(Work required)
Set down the full listing exactly as given. Any pictures are to be left out.

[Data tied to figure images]
══════════════════════════════

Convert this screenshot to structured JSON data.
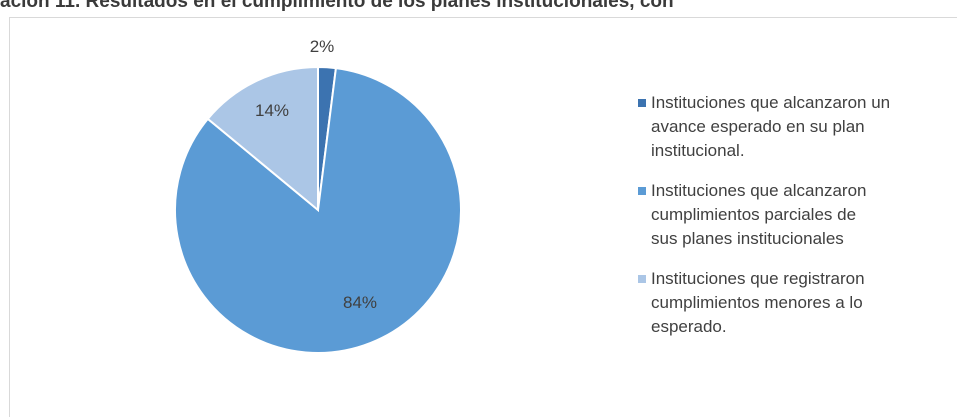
{
  "chart_data": {
    "type": "pie",
    "title": "ación 11. Resultados en el cumplimiento de los planes institucionales, con",
    "labels": [
      "Instituciones que alcanzaron un avance esperado en su plan institucional.",
      "Instituciones que alcanzaron cumplimientos parciales de sus planes institucionales",
      "Instituciones que registraron cumplimientos menores a lo esperado."
    ],
    "legend_lines": [
      [
        "Instituciones que alcanzaron un",
        "avance esperado en su plan",
        "institucional."
      ],
      [
        "Instituciones que alcanzaron",
        "cumplimientos parciales de",
        "sus planes institucionales"
      ],
      [
        "Instituciones que registraron",
        "cumplimientos menores a lo",
        "esperado."
      ]
    ],
    "values": [
      2,
      84,
      14
    ],
    "data_labels": [
      "2%",
      "84%",
      "14%"
    ],
    "colors": [
      "#3c73b0",
      "#5b9bd5",
      "#abc6e6"
    ],
    "legend_position": "right"
  }
}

══════════════════════════════

(Task solution)
Convert this screenshot to structured JSON data.
{
  "chart_data": {
    "type": "pie",
    "title": "ación 11. Resultados en el cumplimiento de los planes institucionales, con",
    "labels": [
      "Instituciones que alcanzaron un avance esperado en su plan institucional.",
      "Instituciones que alcanzaron cumplimientos parciales de sus planes institucionales",
      "Instituciones que registraron cumplimientos menores a lo esperado."
    ],
    "legend_lines": [
      [
        "Instituciones que alcanzaron un",
        "avance esperado en su plan",
        "institucional."
      ],
      [
        "Instituciones que alcanzaron",
        "cumplimientos parciales de",
        "sus planes institucionales"
      ],
      [
        "Instituciones que registraron",
        "cumplimientos menores a lo",
        "esperado."
      ]
    ],
    "values": [
      2,
      84,
      14
    ],
    "data_labels": [
      "2%",
      "84%",
      "14%"
    ],
    "colors": [
      "#3c73b0",
      "#5b9bd5",
      "#abc6e6"
    ],
    "legend_position": "right"
  }
}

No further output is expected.